RECORDS FOR THE TASK =
>> begin
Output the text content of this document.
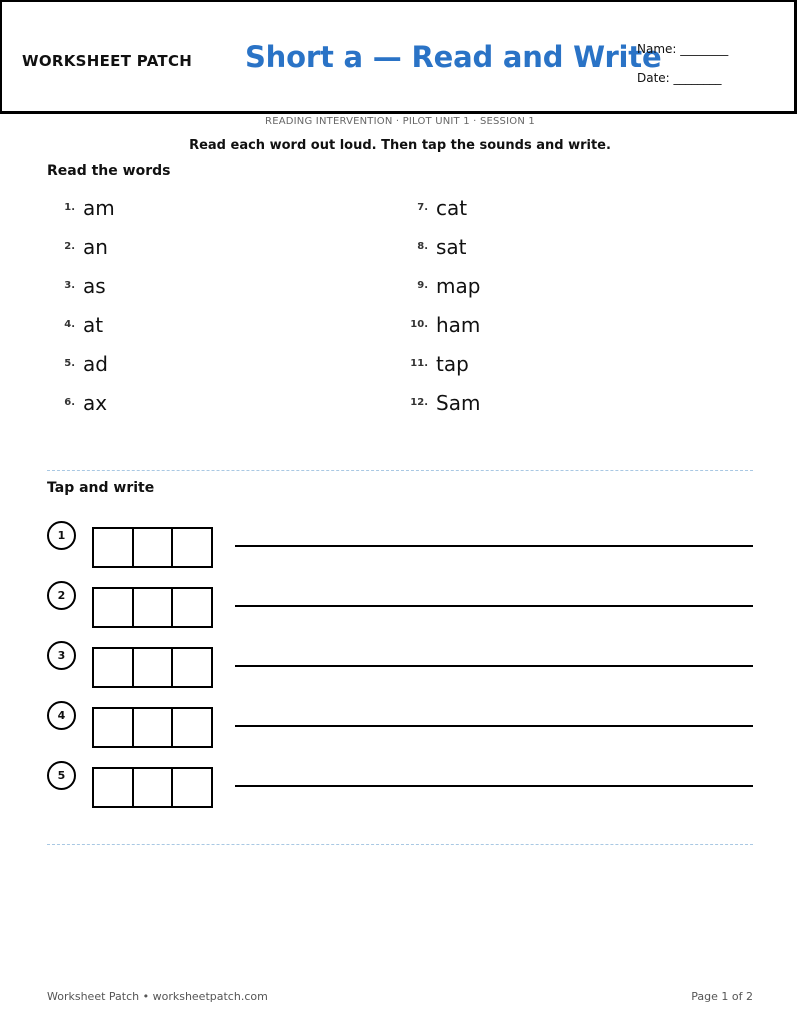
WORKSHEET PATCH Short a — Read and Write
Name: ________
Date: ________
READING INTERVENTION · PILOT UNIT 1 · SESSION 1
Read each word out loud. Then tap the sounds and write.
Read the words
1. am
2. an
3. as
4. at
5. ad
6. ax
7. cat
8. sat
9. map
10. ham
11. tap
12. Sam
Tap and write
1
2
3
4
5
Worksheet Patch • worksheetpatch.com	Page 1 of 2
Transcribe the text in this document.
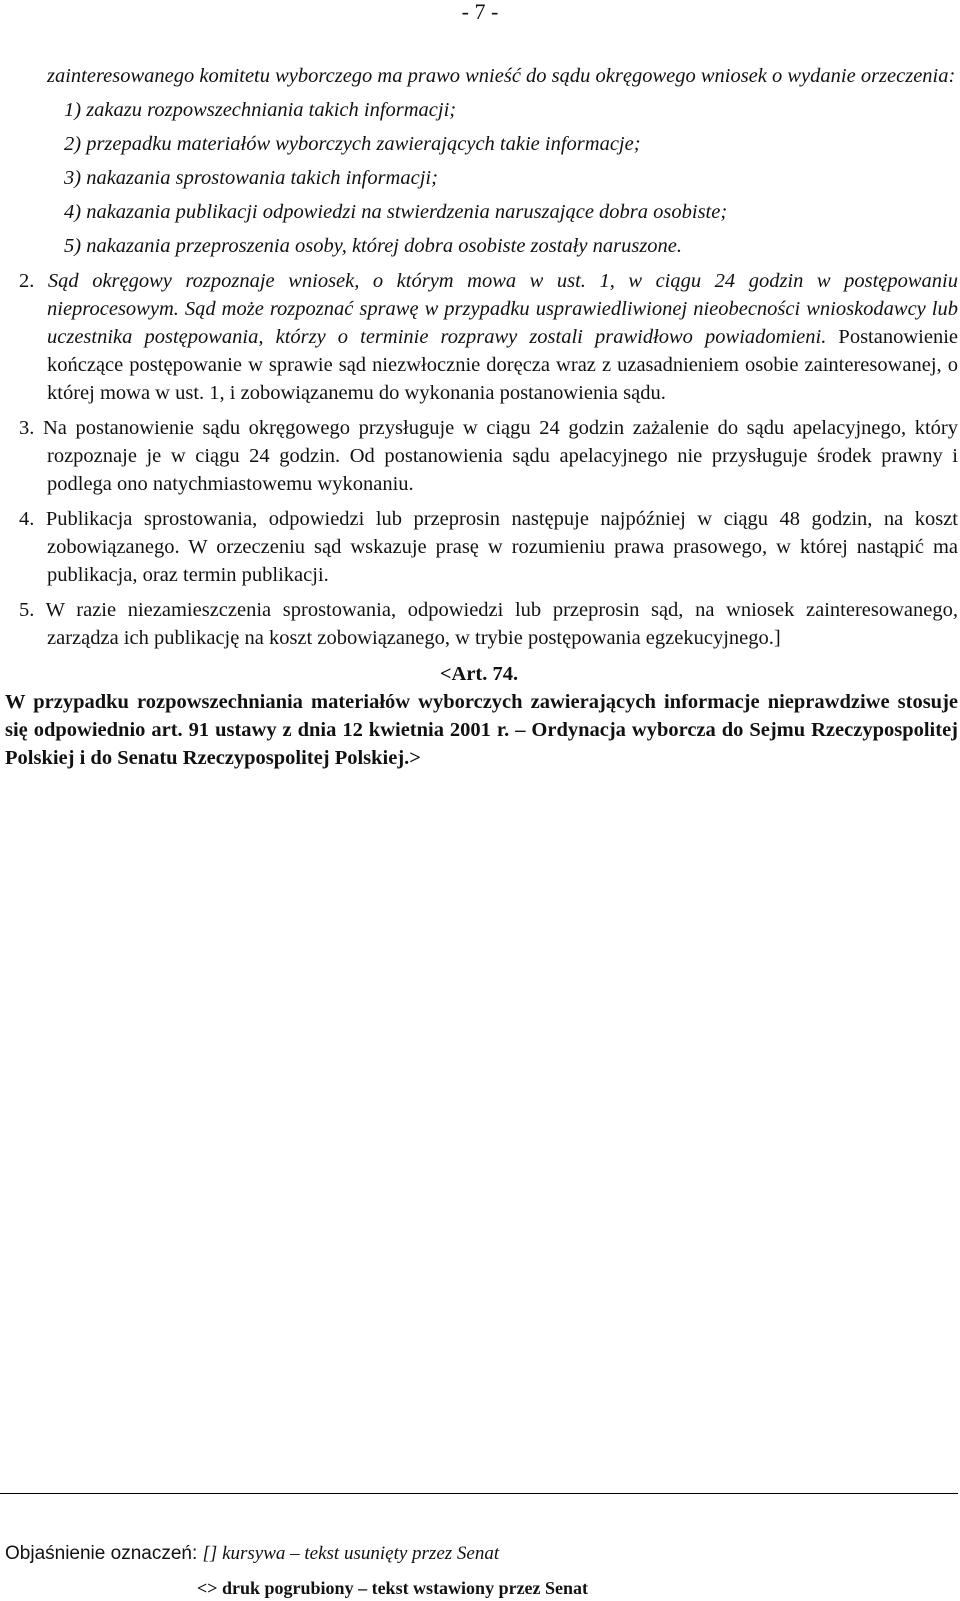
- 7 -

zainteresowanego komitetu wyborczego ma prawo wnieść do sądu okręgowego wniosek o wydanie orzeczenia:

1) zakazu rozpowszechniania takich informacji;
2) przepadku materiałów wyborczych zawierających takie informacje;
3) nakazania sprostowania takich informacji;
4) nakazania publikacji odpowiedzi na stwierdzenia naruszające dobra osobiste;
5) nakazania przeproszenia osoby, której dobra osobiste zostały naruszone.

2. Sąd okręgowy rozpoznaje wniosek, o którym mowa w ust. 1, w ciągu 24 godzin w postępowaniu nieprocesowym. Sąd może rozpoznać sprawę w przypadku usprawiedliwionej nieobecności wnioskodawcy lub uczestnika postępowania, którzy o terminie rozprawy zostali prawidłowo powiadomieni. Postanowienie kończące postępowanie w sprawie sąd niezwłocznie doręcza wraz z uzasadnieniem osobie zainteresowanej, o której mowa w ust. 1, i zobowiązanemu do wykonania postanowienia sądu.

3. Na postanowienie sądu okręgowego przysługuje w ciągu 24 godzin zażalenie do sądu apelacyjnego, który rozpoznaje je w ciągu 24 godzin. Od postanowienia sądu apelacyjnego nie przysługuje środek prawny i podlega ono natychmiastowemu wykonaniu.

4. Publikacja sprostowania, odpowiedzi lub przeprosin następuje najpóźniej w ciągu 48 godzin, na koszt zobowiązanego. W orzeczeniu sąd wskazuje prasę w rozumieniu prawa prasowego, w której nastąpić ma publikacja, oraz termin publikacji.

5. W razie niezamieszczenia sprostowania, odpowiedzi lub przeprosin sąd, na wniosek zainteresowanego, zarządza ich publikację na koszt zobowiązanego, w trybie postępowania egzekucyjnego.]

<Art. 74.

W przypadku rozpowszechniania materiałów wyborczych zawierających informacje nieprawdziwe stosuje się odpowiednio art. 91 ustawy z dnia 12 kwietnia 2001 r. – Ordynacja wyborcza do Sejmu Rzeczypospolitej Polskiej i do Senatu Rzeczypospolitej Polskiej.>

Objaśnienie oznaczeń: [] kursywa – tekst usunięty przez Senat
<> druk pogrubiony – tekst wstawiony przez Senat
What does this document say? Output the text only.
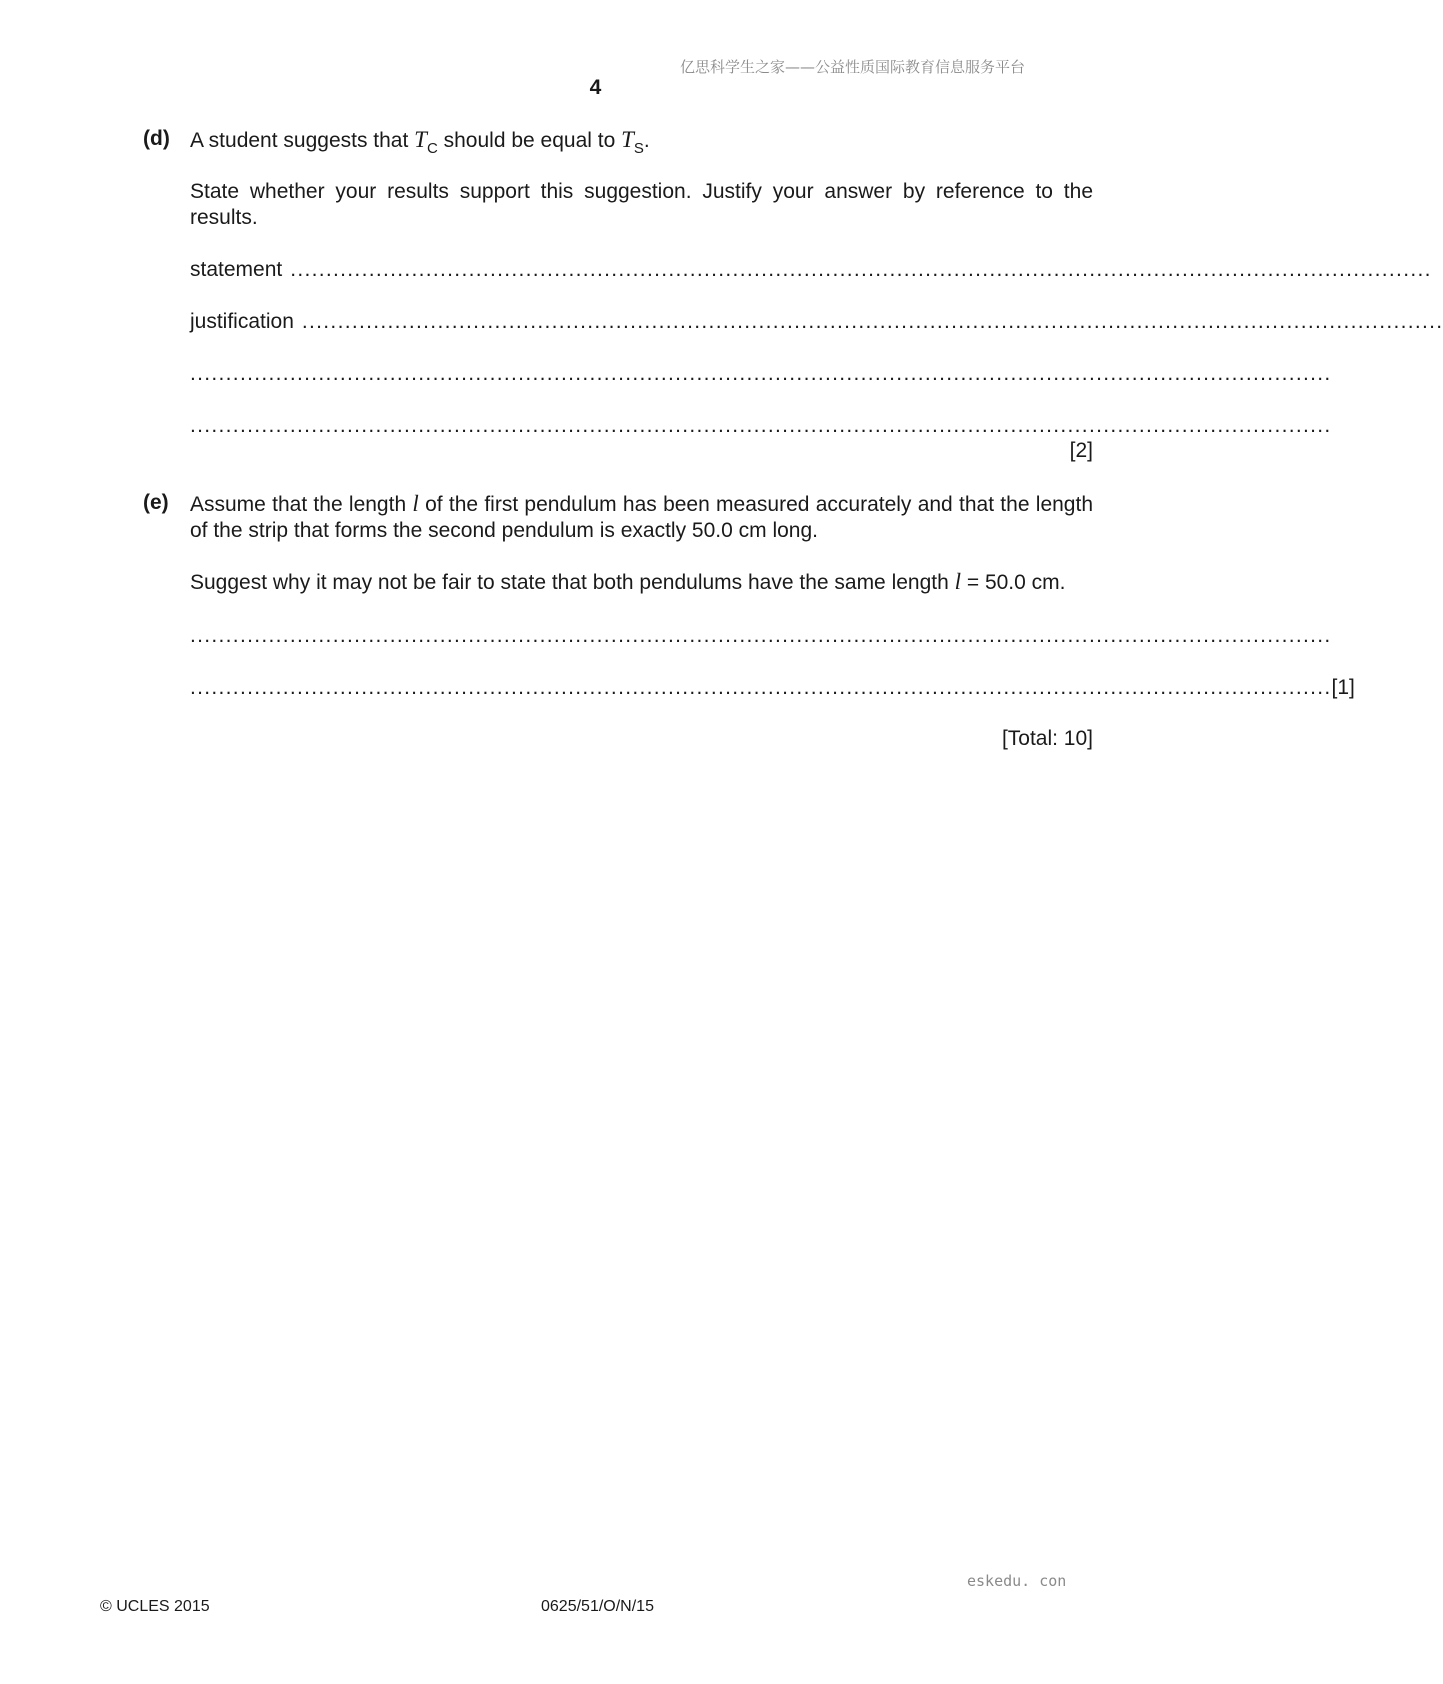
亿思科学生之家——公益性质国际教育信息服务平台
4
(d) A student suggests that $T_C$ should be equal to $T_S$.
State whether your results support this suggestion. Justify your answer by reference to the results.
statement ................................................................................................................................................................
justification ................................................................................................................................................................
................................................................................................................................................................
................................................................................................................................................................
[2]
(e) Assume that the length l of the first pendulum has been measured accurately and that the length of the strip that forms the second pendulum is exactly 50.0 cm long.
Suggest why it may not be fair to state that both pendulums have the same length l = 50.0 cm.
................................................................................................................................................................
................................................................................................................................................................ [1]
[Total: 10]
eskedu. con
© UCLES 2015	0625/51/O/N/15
>> end
WRITTEN REQUEST = Search the records above for the string "postępowania". Copy every line that contains it.

TASK RESULT =
2. Sąd okręgowy rozpoznaje wniosek, o którym mowa w ust. 1, w ciągu 24 godzin w postępowaniu nieprocesowym. Sąd może rozpoznać sprawę w przypadku usprawiedliwionej nieobecności wnioskodawcy lub uczestnika postępowania, którzy o terminie rozprawy zostali prawidłowo powiadomieni. Postanowienie kończące postępowanie w sprawie sąd niezwłocznie doręcza wraz z uzasadnieniem osobie zainteresowanej, o której mowa w ust. 1, i zobowiązanemu do wykonania postanowienia sądu.
5. W razie niezamieszczenia sprostowania, odpowiedzi lub przeprosin sąd, na wniosek zainteresowanego, zarządza ich publikację na koszt zobowiązanego, w trybie postępowania egzekucyjnego.]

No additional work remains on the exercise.